Trecho para leitura:
_ _ _ _ _

2.
THEY DON’T CARE ABOUT US
Na ponte, um chanfrado
solo de guitarra segue solto sobre o turbilhão de efeitos de sintetizadores e
camadas de forte percussão, palmas, e uma sampleada revista policial. “A seção
da ponte consistia de mais de 300 faixas”, recorda o engenheiro assistente Rob
Hoffman. “[No estágio inicial da música] foi basicamente uma trilha de
cliques... Com Michael e Brad adicionando novos elementos de percussão todos os
dias e Andrew e eu construindo bibliotecas de amostras para ela toda a noite.
Bastões, palmas, tambores, batidas [O] groove
básico foi iniciado no MPC, o resto
da percussão foi EIII e EIIIxp; o 909
de Brad [Buxer] é o chute principal. Alguns dos loucos scanners fx e sons foram adicionados bem no fim, por Chuck Wild. A
ponte da música é louca. Nós tínhamos toneladas de programadores e guitarristas
entrando, e todo mundo enchia a própria 24 track
tape com overdubs... Eddie [De
Lena] e Michael editaram e compilaram isso para um manejável número de faixas
para Bruce [Swedien] mixar.”
(Escrita e composta por Michael
Jacson. Produzida por Michael Jackson. Cordas arranjadas por Michael Jackson.
Vocais: Michael Jackson. Teclados e programação: Brad Buxer, Chuck Wild, Jeff
Bova e Jason Miles. Guitarra: Trevor Rabin e Rob Hoffman. Coro infantil de Los
Angeles conduzido por Annette Sanders)
“They Don’t Care About Us” é uma das mais ponderosas
músicas de protestos que surgiram nos anos 90. No meio do intenso tumulto
politico e racial da época (Rodney King, revoltas raciais, O. J. Simpson, James
Byrd Jr.), ela apresenta uma pancada direcionada contra um aparato de poder abusivo,
corrupto e opressivo. Interessantemente, enquanto a música se tornou um hit Top Ten em países em todo o mundo,
ela não conseguiu passar da 30º posição nos Estados Unidos. Apesar de ser
desdenhada (e estigmatizada) nos Estados Unidos, contudo, “They Don’t Care
About Us” permanece como umas das mais fortes faixas de todo o catálogo de
Jackson.
Ela também se tornou a
mais controversa dele. Antes de HIStory
sequer ser lançado, Bernard Weinraub, do New
York Times, descreveu todo o álbum como “profano, obscuro, furioso e cheio
de raiva”. Em particular, ele assinalou “They Don’t Care About Us”, chamando-a
de “visivelmente crítica aos judeus”. Weinraub estava se referindo às linhas: “Chame-me
de judeu, processe-me/Todo mundo acabe comigo/ Chute-me, chame-me de kike/ Mas não me chame de preto ou
branco”, as quais, ele alegou, eram claramente antissemitas. No contesto da
música, é claro, Jackson estava tentando o exato oposto. “A ideia de que esta
letra poderia ser considerada censurável é extremamente dolorosa para mim e enganosa”,
ele disse em uma declaração. “A música, na verdade, é sobre a dor do
preconceito e ódio e é uma forma de atrair a atenção para problemas sociais e
políticos. Eu sou a voz do acusado e do atacado. Eu sou a voz de todos. Eu sou
o skinhead, eu sou o judeu, eu sou o
negro, eu sou o branco. Eu não sou o que está atacando. Isso é sobre injustiças
para pessoas jovens e como o sistema pode, erroneamente, acusa-los. Eu estou
como raiva e ultrajado por eu poder ser tão mal interpretado.”

_ _ _ _ _

Registros extraídos:

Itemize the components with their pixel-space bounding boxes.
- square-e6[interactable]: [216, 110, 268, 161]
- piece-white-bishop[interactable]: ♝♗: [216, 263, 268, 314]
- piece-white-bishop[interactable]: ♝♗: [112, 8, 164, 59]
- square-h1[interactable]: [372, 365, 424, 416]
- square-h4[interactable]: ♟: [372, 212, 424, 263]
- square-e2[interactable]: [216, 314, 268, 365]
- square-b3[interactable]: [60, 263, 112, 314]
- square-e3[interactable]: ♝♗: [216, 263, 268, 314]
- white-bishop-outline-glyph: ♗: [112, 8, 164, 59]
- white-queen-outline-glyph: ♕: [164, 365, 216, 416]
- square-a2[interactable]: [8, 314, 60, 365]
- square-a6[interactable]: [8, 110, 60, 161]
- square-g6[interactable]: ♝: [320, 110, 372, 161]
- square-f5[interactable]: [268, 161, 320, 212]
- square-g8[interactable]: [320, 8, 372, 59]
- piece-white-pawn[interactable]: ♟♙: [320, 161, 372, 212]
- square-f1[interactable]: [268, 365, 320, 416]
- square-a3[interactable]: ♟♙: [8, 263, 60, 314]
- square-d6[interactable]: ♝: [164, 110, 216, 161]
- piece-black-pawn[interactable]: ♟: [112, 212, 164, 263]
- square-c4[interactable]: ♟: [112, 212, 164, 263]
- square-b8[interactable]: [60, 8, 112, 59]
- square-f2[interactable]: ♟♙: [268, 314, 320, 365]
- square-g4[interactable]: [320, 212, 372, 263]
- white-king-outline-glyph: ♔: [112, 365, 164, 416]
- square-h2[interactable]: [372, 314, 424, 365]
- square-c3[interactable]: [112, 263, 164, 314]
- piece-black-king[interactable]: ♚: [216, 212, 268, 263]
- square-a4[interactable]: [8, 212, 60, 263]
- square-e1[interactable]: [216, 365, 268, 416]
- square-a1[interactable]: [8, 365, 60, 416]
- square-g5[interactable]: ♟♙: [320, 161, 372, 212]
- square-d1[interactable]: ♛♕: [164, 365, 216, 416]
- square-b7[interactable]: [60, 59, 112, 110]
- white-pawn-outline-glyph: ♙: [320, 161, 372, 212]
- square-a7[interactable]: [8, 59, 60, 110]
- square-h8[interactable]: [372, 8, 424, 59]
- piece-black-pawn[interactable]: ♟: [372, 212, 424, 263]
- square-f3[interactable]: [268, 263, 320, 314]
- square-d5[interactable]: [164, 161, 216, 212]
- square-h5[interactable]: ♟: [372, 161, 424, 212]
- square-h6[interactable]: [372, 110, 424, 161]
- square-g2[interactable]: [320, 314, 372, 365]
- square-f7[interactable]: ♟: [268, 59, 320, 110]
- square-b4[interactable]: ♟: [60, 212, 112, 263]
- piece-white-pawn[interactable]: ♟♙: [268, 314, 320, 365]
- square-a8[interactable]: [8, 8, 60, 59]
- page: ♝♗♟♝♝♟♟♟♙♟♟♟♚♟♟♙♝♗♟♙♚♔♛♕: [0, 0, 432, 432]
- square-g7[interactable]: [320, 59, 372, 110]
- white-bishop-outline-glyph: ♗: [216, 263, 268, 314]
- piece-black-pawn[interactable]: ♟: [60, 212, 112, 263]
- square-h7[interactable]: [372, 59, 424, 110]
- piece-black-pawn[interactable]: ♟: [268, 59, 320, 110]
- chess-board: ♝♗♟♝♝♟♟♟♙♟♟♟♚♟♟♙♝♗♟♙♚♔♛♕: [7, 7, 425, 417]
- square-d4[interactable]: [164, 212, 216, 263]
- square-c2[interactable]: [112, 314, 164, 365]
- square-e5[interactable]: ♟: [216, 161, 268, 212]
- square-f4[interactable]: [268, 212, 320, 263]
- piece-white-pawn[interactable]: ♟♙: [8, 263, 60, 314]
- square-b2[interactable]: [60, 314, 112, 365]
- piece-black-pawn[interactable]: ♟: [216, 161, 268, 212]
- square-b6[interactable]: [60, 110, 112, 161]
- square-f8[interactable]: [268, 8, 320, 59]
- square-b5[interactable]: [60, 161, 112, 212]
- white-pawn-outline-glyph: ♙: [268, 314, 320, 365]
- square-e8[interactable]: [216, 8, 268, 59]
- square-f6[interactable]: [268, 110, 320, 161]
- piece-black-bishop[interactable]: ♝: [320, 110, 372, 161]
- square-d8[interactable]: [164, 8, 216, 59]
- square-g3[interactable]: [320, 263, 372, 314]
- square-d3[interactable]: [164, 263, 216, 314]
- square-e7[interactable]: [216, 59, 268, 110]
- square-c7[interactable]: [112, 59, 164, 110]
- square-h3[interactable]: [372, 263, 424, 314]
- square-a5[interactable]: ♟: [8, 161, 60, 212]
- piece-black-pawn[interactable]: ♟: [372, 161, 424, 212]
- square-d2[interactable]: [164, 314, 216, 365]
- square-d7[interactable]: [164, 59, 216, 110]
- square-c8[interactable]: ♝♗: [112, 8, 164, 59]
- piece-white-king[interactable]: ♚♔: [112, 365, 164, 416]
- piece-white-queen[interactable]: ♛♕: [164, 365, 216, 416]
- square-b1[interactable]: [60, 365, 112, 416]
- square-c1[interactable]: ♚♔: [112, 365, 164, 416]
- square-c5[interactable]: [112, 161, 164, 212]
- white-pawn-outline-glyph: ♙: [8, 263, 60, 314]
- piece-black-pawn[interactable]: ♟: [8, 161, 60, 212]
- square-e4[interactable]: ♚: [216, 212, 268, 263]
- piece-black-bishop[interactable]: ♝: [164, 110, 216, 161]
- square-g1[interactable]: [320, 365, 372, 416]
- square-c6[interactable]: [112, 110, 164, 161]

_ _ _ _ _

Enunciado da tarefa: Por favor, resuma em duas frases o trecho sobre “They Don’t Care About Us”. Responda com base somente no trecho, sem recorrer aos registros.

Resposta ao problema: A ponte de “They Don’t Care About Us” chegou a mais de 300 faixas de percussão, sintetizadores e guitarras, depois reduzidas por Eddie De Lena e Michael para a mixagem de Bruce Swedien, e a música foi hit Top Ten em países de todo o mundo, mas não passou da 30ª posição nos Estados Unidos. Bernard Weinraub, do New York Times, chamou-a de “visivelmente crítica aos judeus” por causa de alguns versos, e Jackson respondeu que a canção trata da dor do preconceito e do ódio e que ele é a voz do acusado e do atacado.